__TASK DETAILS__
Any picture among the records should be left out, please; retype the rest exactly.

__RAW RECORDS__
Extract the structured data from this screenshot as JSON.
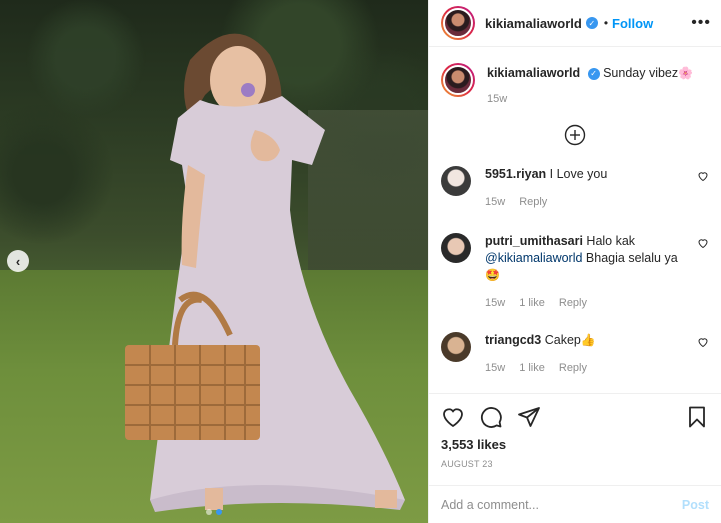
{
  "post": {
    "username": "kikiamaliaworld",
    "follow_label": "Follow",
    "more_label": "•••",
    "caption": {
      "username": "kikiamaliaworld",
      "text": "Sunday vibez",
      "emoji": "🌸",
      "time": "15w"
    },
    "comments": [
      {
        "username": "5951.riyan",
        "text": "I Love you",
        "time": "15w",
        "likes": "",
        "reply": "Reply"
      },
      {
        "username": "putri_umithasari",
        "text": "Halo kak",
        "mention": "@kikiamaliaworld",
        "text2": "Bhagia selalu ya",
        "emoji": "🤩",
        "time": "15w",
        "likes": "1 like",
        "reply": "Reply"
      },
      {
        "username": "triangcd3",
        "text": "Cakep",
        "emoji": "👍",
        "time": "15w",
        "likes": "1 like",
        "reply": "Reply"
      }
    ],
    "likes": "3,553 likes",
    "date": "AUGUST 23",
    "add_comment_placeholder": "Add a comment...",
    "post_button": "Post",
    "carousel": {
      "total": 2,
      "active": 1
    }
  },
  "colors": {
    "accent": "#0095f6",
    "verified": "#3897f0",
    "muted": "#8e8e8e",
    "post_disabled": "#b2dffc"
  },
  "icons": [
    "verified-badge-icon",
    "more-options-icon",
    "load-more-icon",
    "heart-icon",
    "comment-icon",
    "share-icon",
    "bookmark-icon",
    "chevron-left-icon"
  ]
}
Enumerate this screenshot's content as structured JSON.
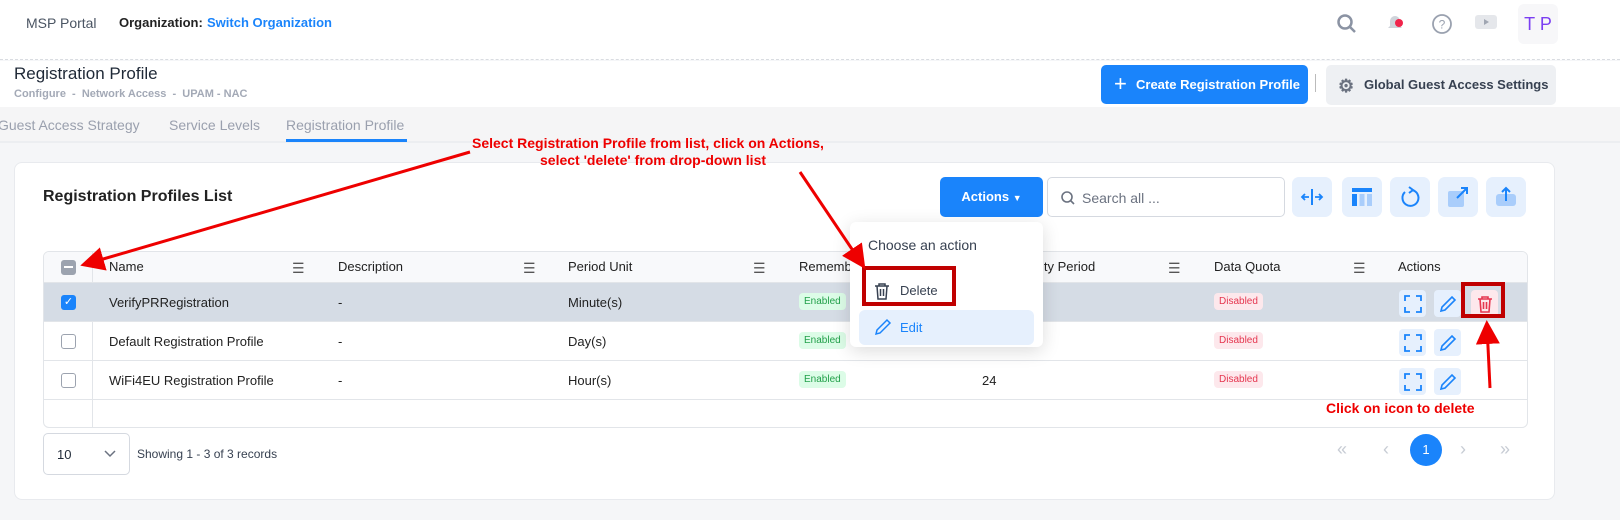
{
  "topbar": {
    "app": "MSP Portal",
    "org_label": "Organization:",
    "org_link": "Switch Organization",
    "avatar": "T P"
  },
  "header": {
    "title": "Registration Profile",
    "breadcrumb": "Configure  -  Network Access  -  UPAM - NAC",
    "create_button": "Create Registration Profile",
    "settings_button": "Global Guest Access Settings"
  },
  "tabs": [
    {
      "label": "Guest Access Strategy"
    },
    {
      "label": "Service Levels"
    },
    {
      "label": "Registration Profile",
      "active": true
    }
  ],
  "card": {
    "title": "Registration Profiles List",
    "actions_button": "Actions",
    "search_placeholder": "Search all ..."
  },
  "dropdown": {
    "title": "Choose an action",
    "items": [
      {
        "label": "Delete",
        "icon": "trash-icon"
      },
      {
        "label": "Edit",
        "icon": "pencil-icon"
      }
    ]
  },
  "table": {
    "columns": [
      "Name",
      "Description",
      "Period Unit",
      "Rememb",
      "lidity Period",
      "Data Quota",
      "Actions"
    ],
    "rows": [
      {
        "name": "VerifyPRRegistration",
        "description": "-",
        "period_unit": "Minute(s)",
        "remember": "Enabled",
        "validity": "",
        "data_quota": "Disabled",
        "checked": true
      },
      {
        "name": "Default Registration Profile",
        "description": "-",
        "period_unit": "Day(s)",
        "remember": "Enabled",
        "validity": "",
        "data_quota": "Disabled",
        "checked": false
      },
      {
        "name": "WiFi4EU Registration Profile",
        "description": "-",
        "period_unit": "Hour(s)",
        "remember": "Enabled",
        "validity": "24",
        "data_quota": "Disabled",
        "checked": false
      }
    ]
  },
  "footer": {
    "page_size": "10",
    "showing": "Showing 1 - 3 of 3 records",
    "current_page": "1"
  },
  "annotations": {
    "top_line1": "Select Registration Profile from list, click on Actions,",
    "top_line2": "select 'delete' from drop-down list",
    "bottom": "Click on icon to delete"
  },
  "colors": {
    "primary": "#1a84fb",
    "annotation": "#e00000"
  }
}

__THE ANSWER__
Extract the structured data from this screenshot as JSON.
{
  "post": {
    "username": "kikiamaliaworld",
    "follow_label": "Follow",
    "more_label": "•••",
    "caption": {
      "username": "kikiamaliaworld",
      "text": "Sunday vibez",
      "emoji": "🌸",
      "time": "15w"
    },
    "comments": [
      {
        "username": "5951.riyan",
        "text": "I Love you",
        "time": "15w",
        "likes": "",
        "reply": "Reply"
      },
      {
        "username": "putri_umithasari",
        "text": "Halo kak",
        "mention": "@kikiamaliaworld",
        "text2": "Bhagia selalu ya",
        "emoji": "🤩",
        "time": "15w",
        "likes": "1 like",
        "reply": "Reply"
      },
      {
        "username": "triangcd3",
        "text": "Cakep",
        "emoji": "👍",
        "time": "15w",
        "likes": "1 like",
        "reply": "Reply"
      }
    ],
    "likes": "3,553 likes",
    "date": "AUGUST 23",
    "add_comment_placeholder": "Add a comment...",
    "post_button": "Post",
    "carousel": {
      "total": 2,
      "active": 1
    }
  },
  "colors": {
    "accent": "#0095f6",
    "verified": "#3897f0",
    "muted": "#8e8e8e",
    "post_disabled": "#b2dffc"
  },
  "icons": [
    "verified-badge-icon",
    "more-options-icon",
    "load-more-icon",
    "heart-icon",
    "comment-icon",
    "share-icon",
    "bookmark-icon",
    "chevron-left-icon"
  ]
}
Enumerate this screenshot's content as structured JSON.
{
  "topbar": {
    "app": "MSP Portal",
    "org_label": "Organization:",
    "org_link": "Switch Organization",
    "avatar": "T P"
  },
  "header": {
    "title": "Registration Profile",
    "breadcrumb": "Configure  -  Network Access  -  UPAM - NAC",
    "create_button": "Create Registration Profile",
    "settings_button": "Global Guest Access Settings"
  },
  "tabs": [
    {
      "label": "Guest Access Strategy"
    },
    {
      "label": "Service Levels"
    },
    {
      "label": "Registration Profile",
      "active": true
    }
  ],
  "card": {
    "title": "Registration Profiles List",
    "actions_button": "Actions",
    "search_placeholder": "Search all ..."
  },
  "dropdown": {
    "title": "Choose an action",
    "items": [
      {
        "label": "Delete",
        "icon": "trash-icon"
      },
      {
        "label": "Edit",
        "icon": "pencil-icon"
      }
    ]
  },
  "table": {
    "columns": [
      "Name",
      "Description",
      "Period Unit",
      "Rememb",
      "lidity Period",
      "Data Quota",
      "Actions"
    ],
    "rows": [
      {
        "name": "VerifyPRRegistration",
        "description": "-",
        "period_unit": "Minute(s)",
        "remember": "Enabled",
        "validity": "",
        "data_quota": "Disabled",
        "checked": true
      },
      {
        "name": "Default Registration Profile",
        "description": "-",
        "period_unit": "Day(s)",
        "remember": "Enabled",
        "validity": "",
        "data_quota": "Disabled",
        "checked": false
      },
      {
        "name": "WiFi4EU Registration Profile",
        "description": "-",
        "period_unit": "Hour(s)",
        "remember": "Enabled",
        "validity": "24",
        "data_quota": "Disabled",
        "checked": false
      }
    ]
  },
  "footer": {
    "page_size": "10",
    "showing": "Showing 1 - 3 of 3 records",
    "current_page": "1"
  },
  "annotations": {
    "top_line1": "Select Registration Profile from list, click on Actions,",
    "top_line2": "select 'delete' from drop-down list",
    "bottom": "Click on icon to delete"
  },
  "colors": {
    "primary": "#1a84fb",
    "annotation": "#e00000"
  }
}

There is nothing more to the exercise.